▶ _Required work_
Determine which lines contain the word "hours", then copy those lines.
>> Begin Material provided
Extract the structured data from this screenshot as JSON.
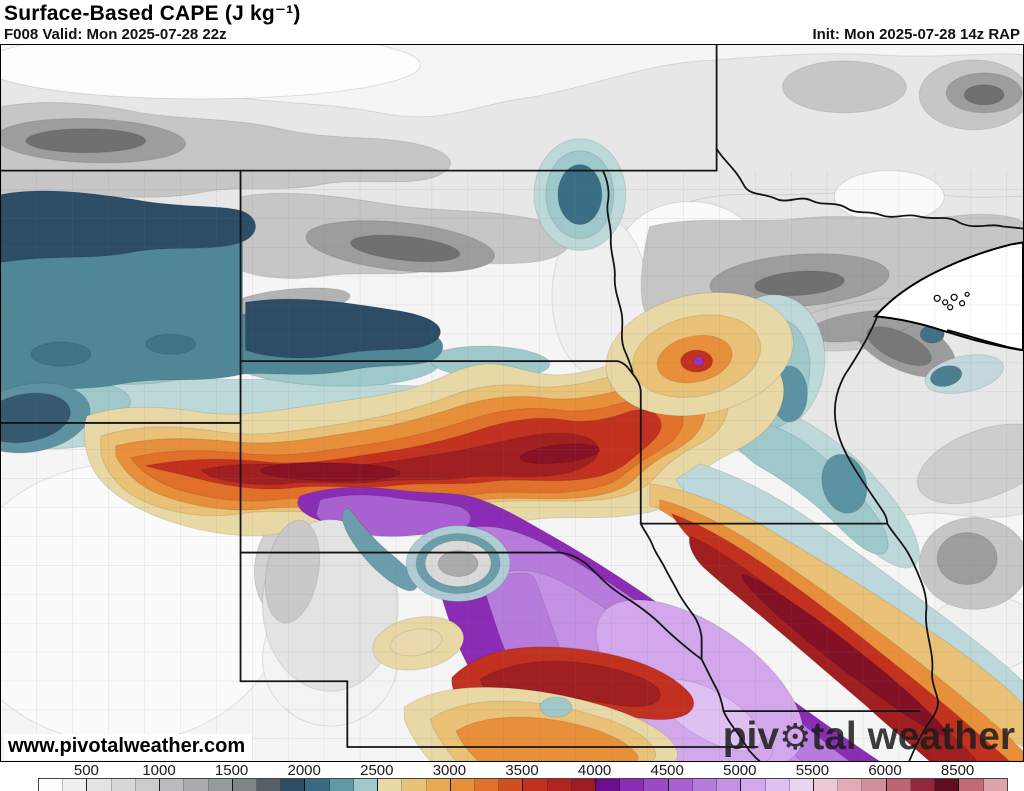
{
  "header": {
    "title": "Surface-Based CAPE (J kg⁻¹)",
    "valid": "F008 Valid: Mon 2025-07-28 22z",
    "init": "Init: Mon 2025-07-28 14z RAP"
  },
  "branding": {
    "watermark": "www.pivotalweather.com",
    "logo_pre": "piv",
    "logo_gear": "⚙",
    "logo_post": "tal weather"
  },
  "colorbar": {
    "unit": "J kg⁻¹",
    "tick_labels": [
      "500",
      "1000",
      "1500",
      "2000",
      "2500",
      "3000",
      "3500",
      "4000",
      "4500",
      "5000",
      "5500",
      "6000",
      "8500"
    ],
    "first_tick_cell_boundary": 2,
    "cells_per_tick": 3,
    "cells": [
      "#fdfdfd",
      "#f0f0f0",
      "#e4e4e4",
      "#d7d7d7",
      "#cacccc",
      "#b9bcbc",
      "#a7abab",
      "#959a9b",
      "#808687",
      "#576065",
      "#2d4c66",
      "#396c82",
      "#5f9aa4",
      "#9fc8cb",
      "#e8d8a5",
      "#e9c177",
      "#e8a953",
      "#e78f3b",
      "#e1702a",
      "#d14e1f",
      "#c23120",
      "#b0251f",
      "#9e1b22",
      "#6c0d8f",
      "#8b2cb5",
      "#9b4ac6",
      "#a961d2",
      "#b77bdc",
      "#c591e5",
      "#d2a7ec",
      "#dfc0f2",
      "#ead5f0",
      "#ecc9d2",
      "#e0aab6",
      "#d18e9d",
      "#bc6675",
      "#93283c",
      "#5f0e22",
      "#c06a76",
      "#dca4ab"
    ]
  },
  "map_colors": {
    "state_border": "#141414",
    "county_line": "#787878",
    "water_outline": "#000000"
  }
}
>> End Material provided
>> Begin Material provided
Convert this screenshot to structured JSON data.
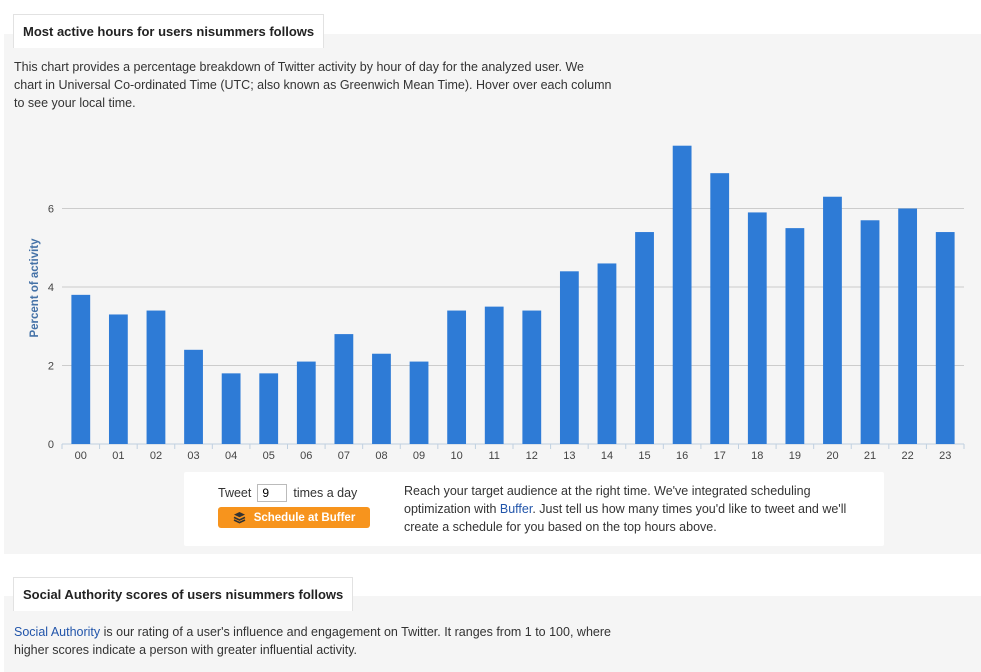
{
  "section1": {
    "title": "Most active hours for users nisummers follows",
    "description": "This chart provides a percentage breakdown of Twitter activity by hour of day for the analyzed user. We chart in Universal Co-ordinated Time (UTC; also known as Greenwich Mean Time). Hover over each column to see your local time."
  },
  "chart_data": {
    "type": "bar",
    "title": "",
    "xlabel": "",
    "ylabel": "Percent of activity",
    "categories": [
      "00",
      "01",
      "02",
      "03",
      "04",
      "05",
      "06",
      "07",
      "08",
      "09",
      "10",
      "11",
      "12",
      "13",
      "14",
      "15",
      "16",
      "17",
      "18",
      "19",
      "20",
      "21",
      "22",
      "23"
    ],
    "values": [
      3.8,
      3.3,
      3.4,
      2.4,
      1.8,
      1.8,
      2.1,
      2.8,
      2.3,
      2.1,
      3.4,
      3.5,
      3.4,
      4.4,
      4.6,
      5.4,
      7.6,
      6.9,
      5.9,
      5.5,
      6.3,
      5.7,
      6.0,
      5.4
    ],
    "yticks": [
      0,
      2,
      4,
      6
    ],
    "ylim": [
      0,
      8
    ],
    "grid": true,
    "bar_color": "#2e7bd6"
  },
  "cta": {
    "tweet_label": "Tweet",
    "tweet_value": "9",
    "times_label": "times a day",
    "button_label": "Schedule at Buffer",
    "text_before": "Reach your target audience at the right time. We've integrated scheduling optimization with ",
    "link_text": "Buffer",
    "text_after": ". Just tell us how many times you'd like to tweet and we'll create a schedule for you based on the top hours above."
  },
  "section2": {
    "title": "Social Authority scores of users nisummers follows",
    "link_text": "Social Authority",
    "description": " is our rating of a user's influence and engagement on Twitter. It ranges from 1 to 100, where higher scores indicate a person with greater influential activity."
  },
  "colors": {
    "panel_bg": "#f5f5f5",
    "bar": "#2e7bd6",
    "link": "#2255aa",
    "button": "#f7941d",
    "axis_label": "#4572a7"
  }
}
>> End Material provided
>> Begin Material provided
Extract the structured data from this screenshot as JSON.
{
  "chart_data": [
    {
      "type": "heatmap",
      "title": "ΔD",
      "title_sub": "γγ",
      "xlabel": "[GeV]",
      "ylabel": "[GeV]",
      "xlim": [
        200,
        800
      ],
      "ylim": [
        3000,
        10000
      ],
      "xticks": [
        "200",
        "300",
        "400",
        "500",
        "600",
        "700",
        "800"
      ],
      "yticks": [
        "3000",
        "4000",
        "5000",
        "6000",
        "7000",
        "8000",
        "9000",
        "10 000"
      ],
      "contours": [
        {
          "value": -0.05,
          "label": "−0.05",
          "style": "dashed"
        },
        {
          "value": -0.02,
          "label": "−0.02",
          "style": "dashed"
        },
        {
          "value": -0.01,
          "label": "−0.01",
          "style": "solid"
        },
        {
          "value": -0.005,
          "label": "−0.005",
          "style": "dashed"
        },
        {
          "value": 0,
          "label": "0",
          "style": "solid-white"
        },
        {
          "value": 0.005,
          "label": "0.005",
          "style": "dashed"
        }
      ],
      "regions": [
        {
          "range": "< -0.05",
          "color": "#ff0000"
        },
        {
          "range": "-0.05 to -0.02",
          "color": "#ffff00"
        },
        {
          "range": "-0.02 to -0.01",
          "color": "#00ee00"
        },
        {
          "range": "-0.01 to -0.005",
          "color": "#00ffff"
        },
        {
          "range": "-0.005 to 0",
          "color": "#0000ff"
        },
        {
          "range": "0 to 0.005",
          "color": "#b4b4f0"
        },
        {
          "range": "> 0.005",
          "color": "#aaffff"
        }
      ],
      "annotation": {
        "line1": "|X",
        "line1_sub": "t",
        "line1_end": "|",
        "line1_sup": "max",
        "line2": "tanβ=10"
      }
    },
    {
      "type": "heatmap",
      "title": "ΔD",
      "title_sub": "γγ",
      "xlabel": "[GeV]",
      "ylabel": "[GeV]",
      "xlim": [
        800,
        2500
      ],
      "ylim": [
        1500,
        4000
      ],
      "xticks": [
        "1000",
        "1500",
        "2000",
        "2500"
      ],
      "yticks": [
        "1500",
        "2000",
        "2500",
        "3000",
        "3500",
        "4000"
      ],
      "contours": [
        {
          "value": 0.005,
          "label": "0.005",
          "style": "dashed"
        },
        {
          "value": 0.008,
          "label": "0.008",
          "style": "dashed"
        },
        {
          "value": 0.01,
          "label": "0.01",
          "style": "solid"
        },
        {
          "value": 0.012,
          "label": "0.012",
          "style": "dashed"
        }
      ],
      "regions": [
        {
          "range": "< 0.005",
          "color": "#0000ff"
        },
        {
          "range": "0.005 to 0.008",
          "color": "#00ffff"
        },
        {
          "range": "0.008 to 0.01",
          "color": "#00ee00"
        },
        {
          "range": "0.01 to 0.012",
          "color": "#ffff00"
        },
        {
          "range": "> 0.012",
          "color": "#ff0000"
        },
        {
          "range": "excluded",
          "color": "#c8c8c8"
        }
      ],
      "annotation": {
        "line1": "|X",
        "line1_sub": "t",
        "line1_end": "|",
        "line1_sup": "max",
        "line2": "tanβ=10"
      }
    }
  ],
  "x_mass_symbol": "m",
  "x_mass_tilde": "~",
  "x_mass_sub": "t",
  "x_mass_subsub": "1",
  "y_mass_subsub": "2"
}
>> End Material provided
▶ _Task answer_
    "title": "Most active hours for users nisummers follows",
    "text_after": ". Just tell us how many times you'd like to tweet and we'll create a schedule for you based on the top hours above."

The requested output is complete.